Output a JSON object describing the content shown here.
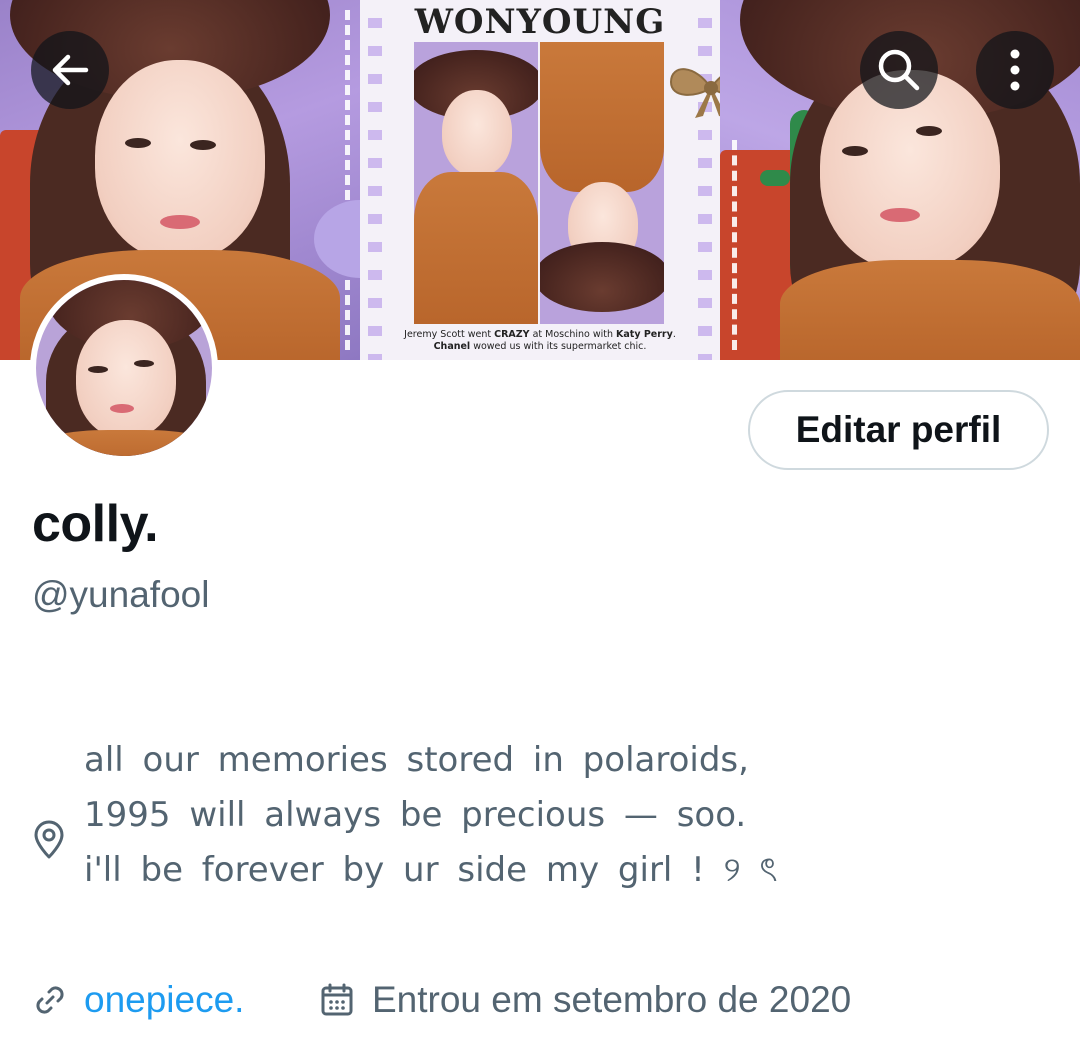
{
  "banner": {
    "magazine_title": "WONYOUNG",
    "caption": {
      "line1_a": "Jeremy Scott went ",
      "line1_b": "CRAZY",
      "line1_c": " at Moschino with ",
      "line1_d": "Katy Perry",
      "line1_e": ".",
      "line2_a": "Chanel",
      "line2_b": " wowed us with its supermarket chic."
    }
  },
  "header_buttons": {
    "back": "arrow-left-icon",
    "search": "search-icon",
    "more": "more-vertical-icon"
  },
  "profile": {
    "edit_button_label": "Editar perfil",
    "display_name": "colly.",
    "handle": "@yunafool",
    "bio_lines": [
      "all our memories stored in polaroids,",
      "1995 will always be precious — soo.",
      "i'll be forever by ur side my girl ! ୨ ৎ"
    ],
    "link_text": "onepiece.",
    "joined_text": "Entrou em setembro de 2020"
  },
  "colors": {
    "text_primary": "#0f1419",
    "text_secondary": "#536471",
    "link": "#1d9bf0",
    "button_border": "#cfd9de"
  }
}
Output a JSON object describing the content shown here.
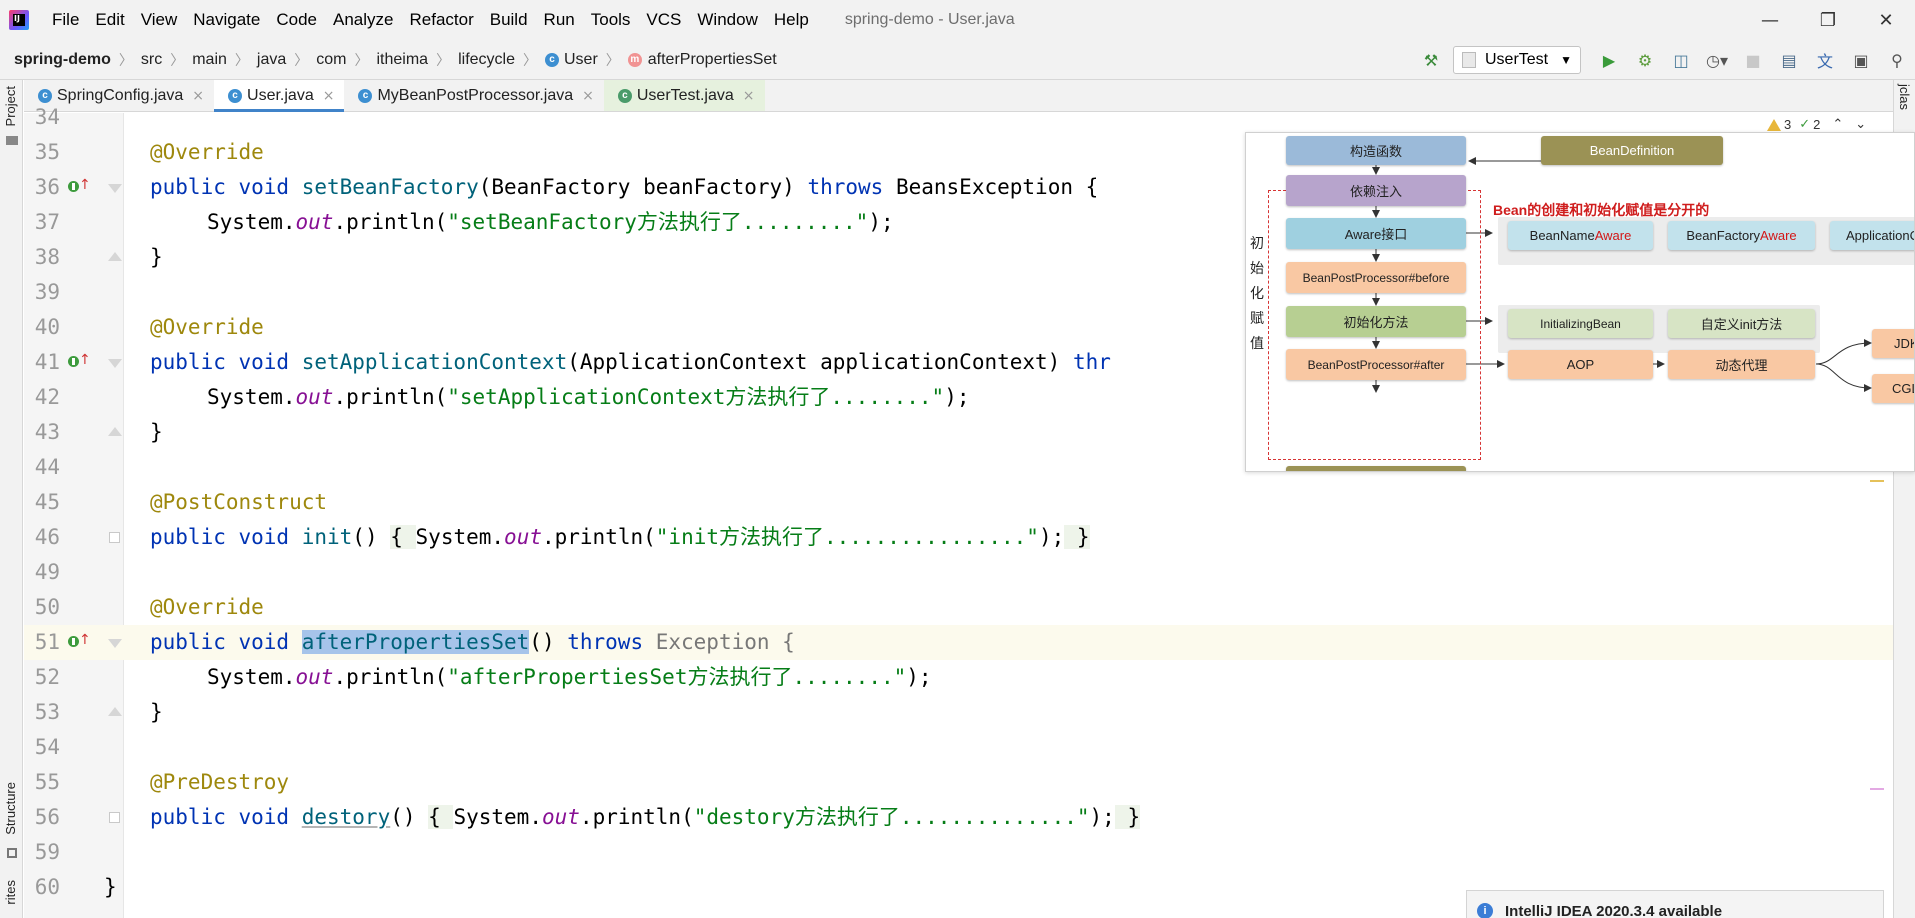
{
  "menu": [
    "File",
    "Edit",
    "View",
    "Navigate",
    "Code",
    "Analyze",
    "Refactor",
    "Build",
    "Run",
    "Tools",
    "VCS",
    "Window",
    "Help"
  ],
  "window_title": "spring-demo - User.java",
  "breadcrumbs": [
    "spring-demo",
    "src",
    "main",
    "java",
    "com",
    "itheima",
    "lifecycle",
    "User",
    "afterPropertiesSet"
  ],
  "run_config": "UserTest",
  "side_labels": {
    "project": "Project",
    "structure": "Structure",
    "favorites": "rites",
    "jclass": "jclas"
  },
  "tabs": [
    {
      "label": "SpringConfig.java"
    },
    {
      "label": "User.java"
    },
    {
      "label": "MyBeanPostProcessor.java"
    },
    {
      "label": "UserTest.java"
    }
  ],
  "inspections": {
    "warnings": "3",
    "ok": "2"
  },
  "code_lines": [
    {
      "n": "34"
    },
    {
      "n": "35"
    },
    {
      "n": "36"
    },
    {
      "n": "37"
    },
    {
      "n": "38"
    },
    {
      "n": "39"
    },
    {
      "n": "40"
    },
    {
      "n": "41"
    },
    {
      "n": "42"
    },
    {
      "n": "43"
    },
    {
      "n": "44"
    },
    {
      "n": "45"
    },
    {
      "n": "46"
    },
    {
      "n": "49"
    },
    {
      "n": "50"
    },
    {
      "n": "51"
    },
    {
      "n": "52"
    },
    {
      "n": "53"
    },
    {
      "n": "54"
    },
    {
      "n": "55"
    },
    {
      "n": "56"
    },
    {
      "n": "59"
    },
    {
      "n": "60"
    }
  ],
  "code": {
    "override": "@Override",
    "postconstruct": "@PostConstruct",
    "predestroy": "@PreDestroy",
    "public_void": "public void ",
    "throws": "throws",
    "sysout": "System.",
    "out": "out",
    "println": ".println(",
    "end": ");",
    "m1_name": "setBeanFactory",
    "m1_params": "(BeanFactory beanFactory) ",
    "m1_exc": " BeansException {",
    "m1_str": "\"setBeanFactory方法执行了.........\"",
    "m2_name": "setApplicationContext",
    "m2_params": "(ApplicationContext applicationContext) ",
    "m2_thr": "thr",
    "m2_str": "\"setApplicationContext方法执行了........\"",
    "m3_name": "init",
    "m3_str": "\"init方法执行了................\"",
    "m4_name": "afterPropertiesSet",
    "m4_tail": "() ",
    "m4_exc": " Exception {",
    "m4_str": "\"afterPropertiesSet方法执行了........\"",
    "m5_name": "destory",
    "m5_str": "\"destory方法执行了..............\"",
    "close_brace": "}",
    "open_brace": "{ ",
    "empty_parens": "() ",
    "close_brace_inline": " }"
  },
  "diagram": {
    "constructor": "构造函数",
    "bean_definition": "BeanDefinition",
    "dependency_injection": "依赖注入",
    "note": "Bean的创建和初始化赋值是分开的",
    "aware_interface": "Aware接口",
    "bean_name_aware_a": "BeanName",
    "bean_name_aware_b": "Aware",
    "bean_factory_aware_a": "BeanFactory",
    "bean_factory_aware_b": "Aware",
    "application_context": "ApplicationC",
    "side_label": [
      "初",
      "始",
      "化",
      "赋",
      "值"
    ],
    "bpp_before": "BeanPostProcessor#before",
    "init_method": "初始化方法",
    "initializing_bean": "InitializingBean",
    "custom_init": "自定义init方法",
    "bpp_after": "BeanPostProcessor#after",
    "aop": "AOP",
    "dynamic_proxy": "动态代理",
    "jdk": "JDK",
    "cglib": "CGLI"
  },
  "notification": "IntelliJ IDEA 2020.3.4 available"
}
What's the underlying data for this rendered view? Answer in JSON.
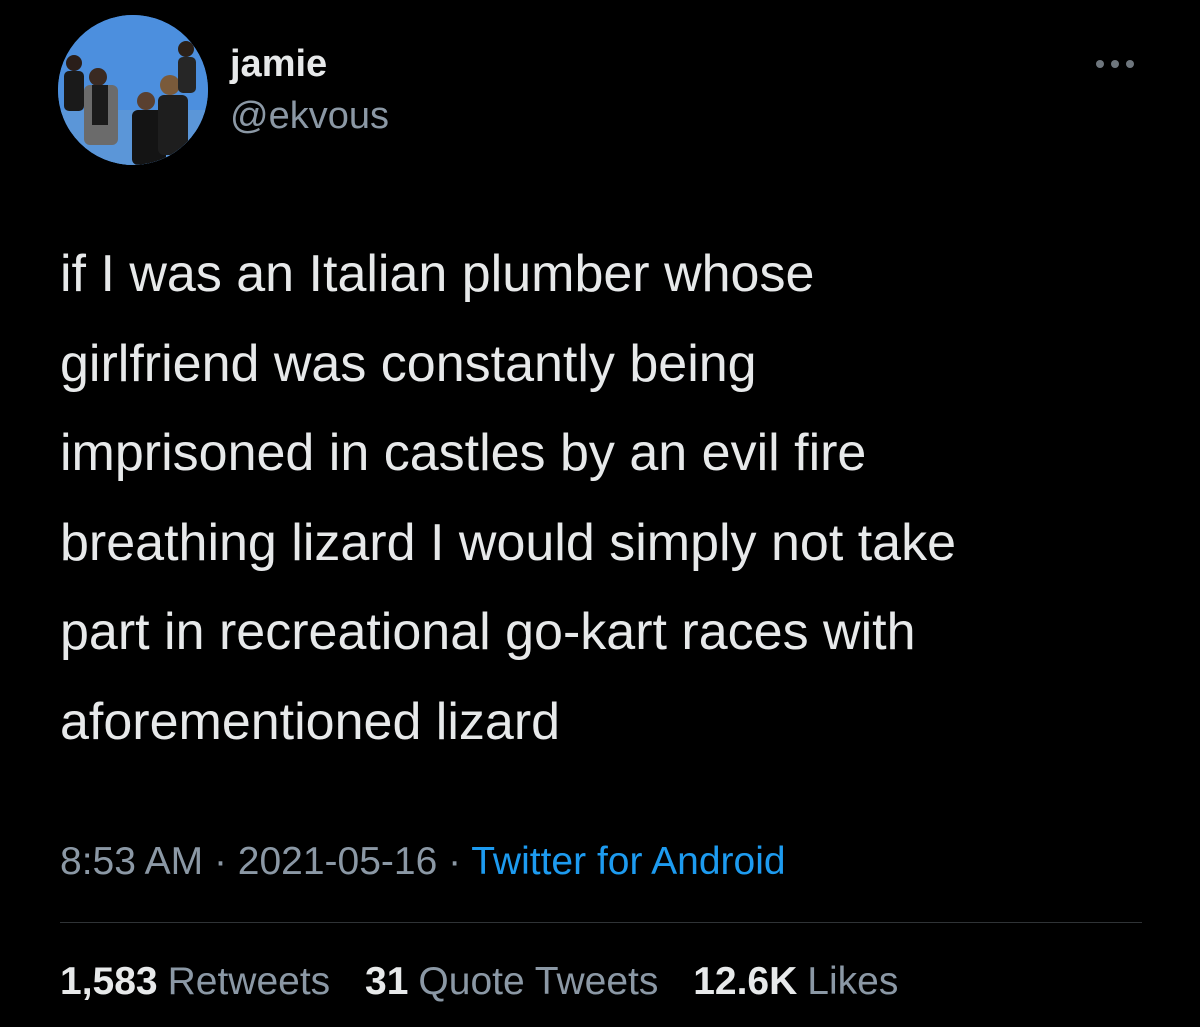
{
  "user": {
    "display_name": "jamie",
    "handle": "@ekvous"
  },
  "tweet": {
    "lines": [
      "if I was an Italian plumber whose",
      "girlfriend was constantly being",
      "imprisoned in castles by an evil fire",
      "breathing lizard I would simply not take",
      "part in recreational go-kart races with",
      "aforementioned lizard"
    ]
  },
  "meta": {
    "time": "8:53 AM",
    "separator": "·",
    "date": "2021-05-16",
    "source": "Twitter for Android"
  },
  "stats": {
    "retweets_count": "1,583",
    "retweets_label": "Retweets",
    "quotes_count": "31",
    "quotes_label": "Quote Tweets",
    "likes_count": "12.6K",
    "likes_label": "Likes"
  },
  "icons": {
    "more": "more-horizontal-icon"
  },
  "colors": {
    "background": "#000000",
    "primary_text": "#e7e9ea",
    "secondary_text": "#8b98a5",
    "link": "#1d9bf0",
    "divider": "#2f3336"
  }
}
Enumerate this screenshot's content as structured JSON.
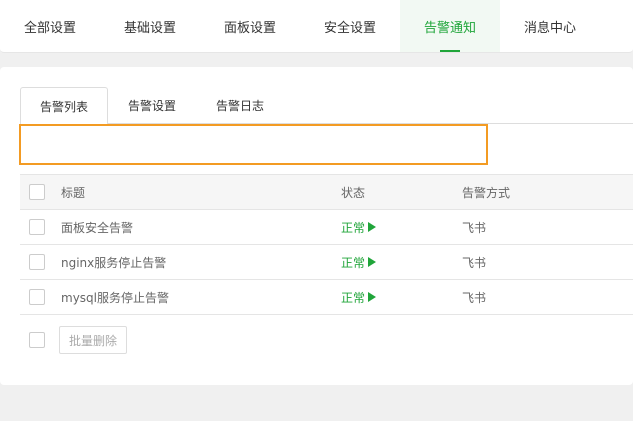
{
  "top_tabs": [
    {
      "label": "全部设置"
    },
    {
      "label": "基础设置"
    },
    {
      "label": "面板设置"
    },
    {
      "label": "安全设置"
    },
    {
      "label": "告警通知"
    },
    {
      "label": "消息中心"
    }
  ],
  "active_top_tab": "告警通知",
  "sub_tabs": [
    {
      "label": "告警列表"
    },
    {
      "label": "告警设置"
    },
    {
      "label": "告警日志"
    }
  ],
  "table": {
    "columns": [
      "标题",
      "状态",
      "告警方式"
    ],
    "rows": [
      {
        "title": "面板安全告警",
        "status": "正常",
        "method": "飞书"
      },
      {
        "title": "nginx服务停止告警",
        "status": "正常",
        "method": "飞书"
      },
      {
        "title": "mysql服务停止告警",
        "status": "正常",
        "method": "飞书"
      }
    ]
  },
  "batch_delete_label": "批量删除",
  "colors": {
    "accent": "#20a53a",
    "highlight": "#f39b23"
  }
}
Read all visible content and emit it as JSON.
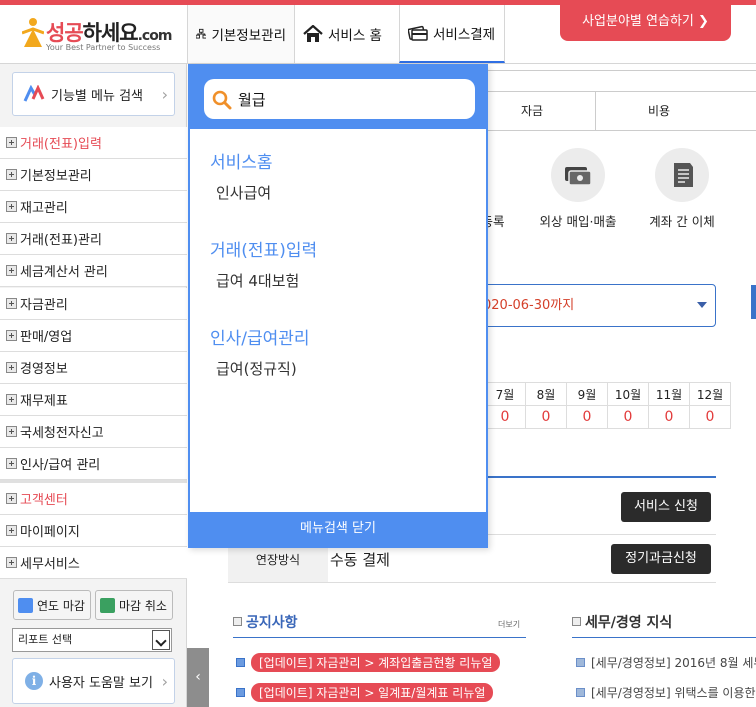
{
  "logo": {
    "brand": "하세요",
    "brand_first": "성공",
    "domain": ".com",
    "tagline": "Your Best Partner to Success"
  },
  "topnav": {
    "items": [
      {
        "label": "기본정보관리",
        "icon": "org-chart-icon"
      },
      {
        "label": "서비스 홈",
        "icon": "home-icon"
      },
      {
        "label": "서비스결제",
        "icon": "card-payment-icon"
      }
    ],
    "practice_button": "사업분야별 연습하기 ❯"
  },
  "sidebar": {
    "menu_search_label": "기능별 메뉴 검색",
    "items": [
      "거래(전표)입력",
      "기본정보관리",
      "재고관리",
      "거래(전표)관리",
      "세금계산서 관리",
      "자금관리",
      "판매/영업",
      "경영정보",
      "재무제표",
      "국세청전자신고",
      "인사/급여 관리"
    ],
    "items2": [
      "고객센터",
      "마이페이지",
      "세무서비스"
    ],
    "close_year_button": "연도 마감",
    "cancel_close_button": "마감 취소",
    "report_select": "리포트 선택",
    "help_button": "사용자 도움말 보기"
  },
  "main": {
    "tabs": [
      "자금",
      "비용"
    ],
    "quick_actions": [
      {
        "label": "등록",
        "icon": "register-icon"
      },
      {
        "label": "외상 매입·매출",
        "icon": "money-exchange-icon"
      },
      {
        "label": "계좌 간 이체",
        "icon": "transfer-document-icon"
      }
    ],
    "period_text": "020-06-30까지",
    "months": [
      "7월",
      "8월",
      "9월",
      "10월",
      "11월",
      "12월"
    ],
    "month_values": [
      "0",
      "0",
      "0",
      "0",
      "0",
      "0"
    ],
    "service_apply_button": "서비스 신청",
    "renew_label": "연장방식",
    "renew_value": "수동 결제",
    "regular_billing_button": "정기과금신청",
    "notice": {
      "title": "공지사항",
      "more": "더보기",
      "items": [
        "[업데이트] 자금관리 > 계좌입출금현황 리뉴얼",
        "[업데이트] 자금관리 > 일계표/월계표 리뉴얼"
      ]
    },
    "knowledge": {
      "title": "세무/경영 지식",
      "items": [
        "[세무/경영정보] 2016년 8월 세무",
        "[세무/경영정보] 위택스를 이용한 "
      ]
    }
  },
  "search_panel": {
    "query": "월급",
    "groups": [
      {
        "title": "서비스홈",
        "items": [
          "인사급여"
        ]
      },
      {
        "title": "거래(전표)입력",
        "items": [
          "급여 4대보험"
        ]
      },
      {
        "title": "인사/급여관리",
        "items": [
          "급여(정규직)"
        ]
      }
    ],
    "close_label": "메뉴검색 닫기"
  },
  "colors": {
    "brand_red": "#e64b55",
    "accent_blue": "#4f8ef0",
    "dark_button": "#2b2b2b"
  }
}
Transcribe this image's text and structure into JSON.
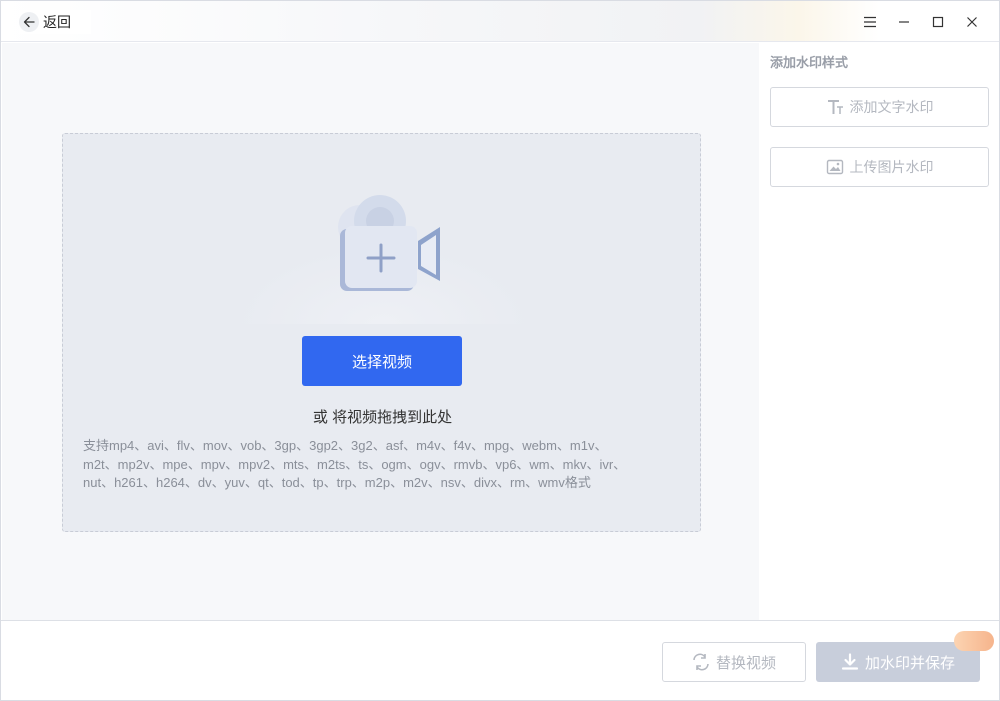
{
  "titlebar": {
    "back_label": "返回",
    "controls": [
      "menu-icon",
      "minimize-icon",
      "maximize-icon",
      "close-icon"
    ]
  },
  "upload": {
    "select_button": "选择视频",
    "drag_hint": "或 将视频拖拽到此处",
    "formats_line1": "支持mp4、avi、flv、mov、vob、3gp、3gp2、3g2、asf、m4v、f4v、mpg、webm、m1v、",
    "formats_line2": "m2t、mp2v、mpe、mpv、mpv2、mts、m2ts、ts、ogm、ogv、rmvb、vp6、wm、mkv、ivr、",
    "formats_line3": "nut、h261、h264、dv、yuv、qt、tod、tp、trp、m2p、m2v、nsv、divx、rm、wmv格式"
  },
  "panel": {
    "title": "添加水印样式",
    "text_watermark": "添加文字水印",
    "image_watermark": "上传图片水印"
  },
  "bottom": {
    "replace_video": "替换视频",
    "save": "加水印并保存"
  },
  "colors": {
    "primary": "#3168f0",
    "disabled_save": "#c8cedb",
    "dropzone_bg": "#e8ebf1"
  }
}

→ **GIVEN INSTRUCTION**
Report only the number of lines that hold the string "with" in this listing.

→ **WRITTEN SOLUTION**
3